Read through the data and report every line in which the word "title" occurs.

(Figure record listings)
○ ○ ○ ○ ○ ○ ○
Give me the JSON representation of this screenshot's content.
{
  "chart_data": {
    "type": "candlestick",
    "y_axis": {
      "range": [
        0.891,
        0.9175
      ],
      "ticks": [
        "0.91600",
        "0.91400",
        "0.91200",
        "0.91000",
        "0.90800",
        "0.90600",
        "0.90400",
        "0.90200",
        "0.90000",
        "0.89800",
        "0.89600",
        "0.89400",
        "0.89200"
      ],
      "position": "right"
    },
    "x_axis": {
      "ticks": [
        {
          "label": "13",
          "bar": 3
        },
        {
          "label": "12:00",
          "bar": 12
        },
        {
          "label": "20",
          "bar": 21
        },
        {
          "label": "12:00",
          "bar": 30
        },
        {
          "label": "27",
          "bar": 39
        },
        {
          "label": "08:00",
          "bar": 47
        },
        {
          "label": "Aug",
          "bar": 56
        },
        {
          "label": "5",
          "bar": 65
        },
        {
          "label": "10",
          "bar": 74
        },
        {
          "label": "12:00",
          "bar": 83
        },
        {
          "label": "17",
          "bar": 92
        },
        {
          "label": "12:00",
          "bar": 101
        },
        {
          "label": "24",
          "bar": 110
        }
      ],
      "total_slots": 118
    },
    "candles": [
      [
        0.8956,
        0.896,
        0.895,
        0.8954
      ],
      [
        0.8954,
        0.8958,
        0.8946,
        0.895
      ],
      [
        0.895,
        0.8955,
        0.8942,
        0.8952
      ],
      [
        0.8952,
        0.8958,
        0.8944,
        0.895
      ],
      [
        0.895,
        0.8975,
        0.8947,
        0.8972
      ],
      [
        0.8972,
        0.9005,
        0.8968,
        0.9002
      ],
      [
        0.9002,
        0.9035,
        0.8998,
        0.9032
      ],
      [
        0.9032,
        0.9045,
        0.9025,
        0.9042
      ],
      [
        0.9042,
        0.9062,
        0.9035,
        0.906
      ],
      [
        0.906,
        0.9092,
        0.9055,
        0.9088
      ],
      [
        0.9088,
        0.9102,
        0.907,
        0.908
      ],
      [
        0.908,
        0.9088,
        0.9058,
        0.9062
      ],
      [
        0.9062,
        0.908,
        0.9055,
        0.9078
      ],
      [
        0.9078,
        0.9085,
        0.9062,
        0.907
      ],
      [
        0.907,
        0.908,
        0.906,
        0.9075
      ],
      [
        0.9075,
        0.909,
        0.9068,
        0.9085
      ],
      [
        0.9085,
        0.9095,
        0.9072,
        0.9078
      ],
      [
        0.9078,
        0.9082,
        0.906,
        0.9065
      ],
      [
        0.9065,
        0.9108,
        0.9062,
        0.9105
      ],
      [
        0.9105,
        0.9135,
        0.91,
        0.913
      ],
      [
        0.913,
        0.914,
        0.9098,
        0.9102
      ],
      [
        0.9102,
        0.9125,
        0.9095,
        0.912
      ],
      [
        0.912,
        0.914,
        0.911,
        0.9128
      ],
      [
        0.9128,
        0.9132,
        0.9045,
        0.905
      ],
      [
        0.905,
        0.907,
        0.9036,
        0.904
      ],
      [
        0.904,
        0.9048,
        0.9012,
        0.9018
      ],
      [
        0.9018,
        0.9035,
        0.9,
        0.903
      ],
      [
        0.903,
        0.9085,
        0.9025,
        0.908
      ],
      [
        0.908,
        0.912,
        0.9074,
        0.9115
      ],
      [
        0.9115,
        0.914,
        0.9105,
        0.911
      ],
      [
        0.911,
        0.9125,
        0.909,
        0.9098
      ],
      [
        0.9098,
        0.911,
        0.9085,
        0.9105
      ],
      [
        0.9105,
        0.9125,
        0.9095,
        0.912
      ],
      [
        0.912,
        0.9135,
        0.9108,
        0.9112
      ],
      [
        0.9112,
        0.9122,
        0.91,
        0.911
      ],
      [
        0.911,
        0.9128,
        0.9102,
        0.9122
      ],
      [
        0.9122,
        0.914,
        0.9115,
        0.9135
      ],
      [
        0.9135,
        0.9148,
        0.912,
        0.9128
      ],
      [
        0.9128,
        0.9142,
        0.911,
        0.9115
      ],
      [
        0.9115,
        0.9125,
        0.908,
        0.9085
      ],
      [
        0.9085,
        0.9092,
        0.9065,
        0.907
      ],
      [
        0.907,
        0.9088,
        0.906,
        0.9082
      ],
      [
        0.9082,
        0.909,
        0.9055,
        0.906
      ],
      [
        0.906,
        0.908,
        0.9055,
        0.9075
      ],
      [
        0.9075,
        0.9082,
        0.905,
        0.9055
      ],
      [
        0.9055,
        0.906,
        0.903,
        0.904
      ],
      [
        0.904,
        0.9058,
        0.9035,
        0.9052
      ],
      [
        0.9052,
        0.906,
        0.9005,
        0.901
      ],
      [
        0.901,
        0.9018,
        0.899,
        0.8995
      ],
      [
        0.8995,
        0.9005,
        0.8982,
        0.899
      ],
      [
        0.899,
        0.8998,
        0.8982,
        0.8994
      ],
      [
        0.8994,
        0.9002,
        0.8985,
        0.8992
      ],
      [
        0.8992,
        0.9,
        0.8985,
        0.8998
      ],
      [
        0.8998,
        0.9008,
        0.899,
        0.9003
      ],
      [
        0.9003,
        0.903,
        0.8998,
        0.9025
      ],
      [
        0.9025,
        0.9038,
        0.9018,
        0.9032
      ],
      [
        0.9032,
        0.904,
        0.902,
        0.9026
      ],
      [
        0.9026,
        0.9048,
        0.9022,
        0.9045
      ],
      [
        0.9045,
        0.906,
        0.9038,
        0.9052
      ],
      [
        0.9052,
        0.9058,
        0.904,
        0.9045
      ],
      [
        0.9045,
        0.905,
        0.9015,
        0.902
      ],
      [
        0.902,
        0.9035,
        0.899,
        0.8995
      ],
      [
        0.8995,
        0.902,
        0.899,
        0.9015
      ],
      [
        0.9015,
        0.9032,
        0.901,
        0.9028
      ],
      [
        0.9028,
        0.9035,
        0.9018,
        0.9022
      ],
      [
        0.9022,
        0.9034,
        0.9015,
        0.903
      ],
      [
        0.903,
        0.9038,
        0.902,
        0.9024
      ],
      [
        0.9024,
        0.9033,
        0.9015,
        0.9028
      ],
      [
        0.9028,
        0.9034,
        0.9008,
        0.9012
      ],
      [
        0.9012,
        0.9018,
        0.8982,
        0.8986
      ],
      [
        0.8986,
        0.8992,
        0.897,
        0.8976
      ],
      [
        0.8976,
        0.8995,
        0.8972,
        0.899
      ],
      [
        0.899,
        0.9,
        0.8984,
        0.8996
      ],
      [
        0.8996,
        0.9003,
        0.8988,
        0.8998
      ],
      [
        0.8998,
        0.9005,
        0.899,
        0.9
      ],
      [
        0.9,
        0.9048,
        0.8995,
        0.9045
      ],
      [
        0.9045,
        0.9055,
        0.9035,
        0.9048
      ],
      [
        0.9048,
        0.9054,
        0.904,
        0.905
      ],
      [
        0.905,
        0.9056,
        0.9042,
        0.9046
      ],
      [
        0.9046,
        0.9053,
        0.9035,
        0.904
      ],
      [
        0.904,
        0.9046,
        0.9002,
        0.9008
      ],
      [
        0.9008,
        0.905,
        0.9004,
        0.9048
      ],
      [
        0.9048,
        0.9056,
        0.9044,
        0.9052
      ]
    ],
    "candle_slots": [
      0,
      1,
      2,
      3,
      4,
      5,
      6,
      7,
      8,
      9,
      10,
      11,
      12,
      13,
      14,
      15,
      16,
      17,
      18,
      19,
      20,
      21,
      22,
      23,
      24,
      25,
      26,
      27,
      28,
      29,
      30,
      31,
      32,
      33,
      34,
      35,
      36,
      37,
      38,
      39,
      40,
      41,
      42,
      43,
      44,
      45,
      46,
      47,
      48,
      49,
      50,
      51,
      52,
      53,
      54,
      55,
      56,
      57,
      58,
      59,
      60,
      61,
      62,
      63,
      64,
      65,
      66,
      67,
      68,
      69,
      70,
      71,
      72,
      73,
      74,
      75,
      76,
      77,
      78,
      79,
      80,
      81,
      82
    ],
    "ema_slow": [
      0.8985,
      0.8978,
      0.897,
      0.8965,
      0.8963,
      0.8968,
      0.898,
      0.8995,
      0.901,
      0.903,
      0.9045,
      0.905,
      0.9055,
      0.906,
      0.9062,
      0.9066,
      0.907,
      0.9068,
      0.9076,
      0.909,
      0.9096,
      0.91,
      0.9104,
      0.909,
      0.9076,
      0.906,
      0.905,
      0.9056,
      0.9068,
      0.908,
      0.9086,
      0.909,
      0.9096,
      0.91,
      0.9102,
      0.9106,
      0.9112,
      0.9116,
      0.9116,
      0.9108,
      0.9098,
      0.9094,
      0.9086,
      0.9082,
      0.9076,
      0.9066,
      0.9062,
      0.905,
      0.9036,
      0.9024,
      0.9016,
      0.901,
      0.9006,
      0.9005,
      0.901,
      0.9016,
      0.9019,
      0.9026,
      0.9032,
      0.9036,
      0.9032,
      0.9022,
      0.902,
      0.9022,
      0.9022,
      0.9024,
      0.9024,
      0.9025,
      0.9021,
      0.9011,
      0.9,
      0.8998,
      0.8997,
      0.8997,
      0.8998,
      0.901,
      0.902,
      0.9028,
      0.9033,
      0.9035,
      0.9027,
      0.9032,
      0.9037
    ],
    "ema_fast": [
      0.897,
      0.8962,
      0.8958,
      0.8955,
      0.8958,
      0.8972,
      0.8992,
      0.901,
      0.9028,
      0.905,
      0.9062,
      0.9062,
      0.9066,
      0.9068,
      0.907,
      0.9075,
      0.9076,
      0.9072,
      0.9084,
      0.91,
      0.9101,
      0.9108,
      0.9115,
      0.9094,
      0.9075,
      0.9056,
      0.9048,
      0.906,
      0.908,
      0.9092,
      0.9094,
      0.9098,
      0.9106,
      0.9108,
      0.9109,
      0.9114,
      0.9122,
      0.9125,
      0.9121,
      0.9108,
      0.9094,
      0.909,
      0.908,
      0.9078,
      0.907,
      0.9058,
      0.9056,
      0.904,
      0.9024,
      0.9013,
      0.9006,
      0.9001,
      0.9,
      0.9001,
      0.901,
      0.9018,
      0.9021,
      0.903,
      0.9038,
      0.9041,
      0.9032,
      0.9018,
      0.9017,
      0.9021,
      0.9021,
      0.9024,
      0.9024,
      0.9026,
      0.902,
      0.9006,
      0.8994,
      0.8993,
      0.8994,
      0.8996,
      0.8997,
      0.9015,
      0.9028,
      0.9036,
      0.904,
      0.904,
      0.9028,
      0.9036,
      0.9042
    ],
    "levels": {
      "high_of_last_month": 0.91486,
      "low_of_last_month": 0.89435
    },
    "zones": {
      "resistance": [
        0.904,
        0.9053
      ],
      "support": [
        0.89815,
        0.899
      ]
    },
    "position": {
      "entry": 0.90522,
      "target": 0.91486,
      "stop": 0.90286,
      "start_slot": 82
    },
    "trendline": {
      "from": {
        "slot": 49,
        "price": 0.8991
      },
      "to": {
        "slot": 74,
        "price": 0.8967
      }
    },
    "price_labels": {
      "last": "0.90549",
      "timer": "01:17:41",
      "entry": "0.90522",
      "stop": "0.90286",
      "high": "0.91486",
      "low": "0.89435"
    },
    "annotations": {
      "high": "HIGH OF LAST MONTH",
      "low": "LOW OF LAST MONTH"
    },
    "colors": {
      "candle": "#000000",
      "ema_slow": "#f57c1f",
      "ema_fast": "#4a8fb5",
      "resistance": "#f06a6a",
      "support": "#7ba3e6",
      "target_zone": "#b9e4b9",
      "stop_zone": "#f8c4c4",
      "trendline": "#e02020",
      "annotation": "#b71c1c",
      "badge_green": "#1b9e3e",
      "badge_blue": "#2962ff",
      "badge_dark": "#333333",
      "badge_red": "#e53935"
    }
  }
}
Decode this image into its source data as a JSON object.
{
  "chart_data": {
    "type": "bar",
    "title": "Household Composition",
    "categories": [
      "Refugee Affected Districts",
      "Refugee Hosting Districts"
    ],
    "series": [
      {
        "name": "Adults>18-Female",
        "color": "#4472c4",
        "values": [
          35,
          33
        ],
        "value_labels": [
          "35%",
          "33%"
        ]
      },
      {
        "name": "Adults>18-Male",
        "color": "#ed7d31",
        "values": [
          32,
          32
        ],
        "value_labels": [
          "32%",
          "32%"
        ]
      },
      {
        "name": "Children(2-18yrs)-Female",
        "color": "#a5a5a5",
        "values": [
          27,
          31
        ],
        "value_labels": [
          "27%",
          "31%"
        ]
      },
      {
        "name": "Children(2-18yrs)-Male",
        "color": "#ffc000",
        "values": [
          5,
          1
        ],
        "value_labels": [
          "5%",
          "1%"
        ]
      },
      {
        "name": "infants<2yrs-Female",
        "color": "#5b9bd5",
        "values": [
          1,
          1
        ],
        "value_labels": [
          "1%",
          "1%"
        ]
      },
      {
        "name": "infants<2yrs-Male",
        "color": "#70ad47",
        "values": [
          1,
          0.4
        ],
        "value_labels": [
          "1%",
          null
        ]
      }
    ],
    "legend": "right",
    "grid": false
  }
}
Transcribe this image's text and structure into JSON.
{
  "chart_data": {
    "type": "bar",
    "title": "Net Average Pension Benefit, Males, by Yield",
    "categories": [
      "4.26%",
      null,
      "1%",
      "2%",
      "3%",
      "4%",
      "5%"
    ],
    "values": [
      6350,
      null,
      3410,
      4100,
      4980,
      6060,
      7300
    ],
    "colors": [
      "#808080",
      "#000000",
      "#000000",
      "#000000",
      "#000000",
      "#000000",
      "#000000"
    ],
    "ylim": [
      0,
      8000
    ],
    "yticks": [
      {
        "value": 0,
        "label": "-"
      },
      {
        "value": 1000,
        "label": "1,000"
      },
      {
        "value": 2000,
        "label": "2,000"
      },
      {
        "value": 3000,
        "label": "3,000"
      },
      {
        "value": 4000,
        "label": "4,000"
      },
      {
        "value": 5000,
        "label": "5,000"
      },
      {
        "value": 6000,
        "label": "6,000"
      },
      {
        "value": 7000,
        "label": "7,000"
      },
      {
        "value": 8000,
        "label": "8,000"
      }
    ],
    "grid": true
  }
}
○ ○ ○ ○ ○ ○ ○
• EXPECTED OUTPUT:
    "title": "Household Composition",
    "title": "Net Average Pension Benefit, Males, by Yield",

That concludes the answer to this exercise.